Task » Each entry needs to be restated exactly as written.

Records supplied »
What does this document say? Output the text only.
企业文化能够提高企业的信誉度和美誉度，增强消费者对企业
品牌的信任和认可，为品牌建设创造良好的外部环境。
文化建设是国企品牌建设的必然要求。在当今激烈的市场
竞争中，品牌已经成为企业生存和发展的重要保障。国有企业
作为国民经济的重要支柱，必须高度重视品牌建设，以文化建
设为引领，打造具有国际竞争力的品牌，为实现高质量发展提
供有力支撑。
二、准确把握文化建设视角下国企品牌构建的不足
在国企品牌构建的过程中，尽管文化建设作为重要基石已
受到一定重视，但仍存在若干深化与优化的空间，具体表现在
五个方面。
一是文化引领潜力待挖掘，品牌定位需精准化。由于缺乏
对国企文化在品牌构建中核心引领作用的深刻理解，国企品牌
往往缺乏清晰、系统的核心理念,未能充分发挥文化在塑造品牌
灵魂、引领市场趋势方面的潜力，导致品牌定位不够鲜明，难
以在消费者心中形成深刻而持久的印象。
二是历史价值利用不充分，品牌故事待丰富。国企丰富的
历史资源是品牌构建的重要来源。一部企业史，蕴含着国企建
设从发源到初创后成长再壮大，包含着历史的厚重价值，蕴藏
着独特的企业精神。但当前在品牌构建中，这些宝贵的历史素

Response »
What does this document say? Output the text only.
企业文化能够提高企业的信誉度和美誉度，增强消费者对企业
品牌的信任和认可，为品牌建设创造良好的外部环境。
文化建设是国企品牌建设的必然要求。在当今激烈的市场
竞争中，品牌已经成为企业生存和发展的重要保障。国有企业
作为国民经济的重要支柱，必须高度重视品牌建设，以文化建
设为引领，打造具有国际竞争力的品牌，为实现高质量发展提
供有力支撑。
二、准确把握文化建设视角下国企品牌构建的不足
在国企品牌构建的过程中，尽管文化建设作为重要基石已
受到一定重视，但仍存在若干深化与优化的空间，具体表现在
五个方面。
一是文化引领潜力待挖掘，品牌定位需精准化。由于缺乏
对国企文化在品牌构建中核心引领作用的深刻理解，国企品牌
往往缺乏清晰、系统的核心理念,未能充分发挥文化在塑造品牌
灵魂、引领市场趋势方面的潜力，导致品牌定位不够鲜明，难
以在消费者心中形成深刻而持久的印象。
二是历史价值利用不充分，品牌故事待丰富。国企丰富的
历史资源是品牌构建的重要来源。一部企业史，蕴含着国企建
设从发源到初创后成长再壮大，包含着历史的厚重价值，蕴藏
着独特的企业精神。但当前在品牌构建中，这些宝贵的历史素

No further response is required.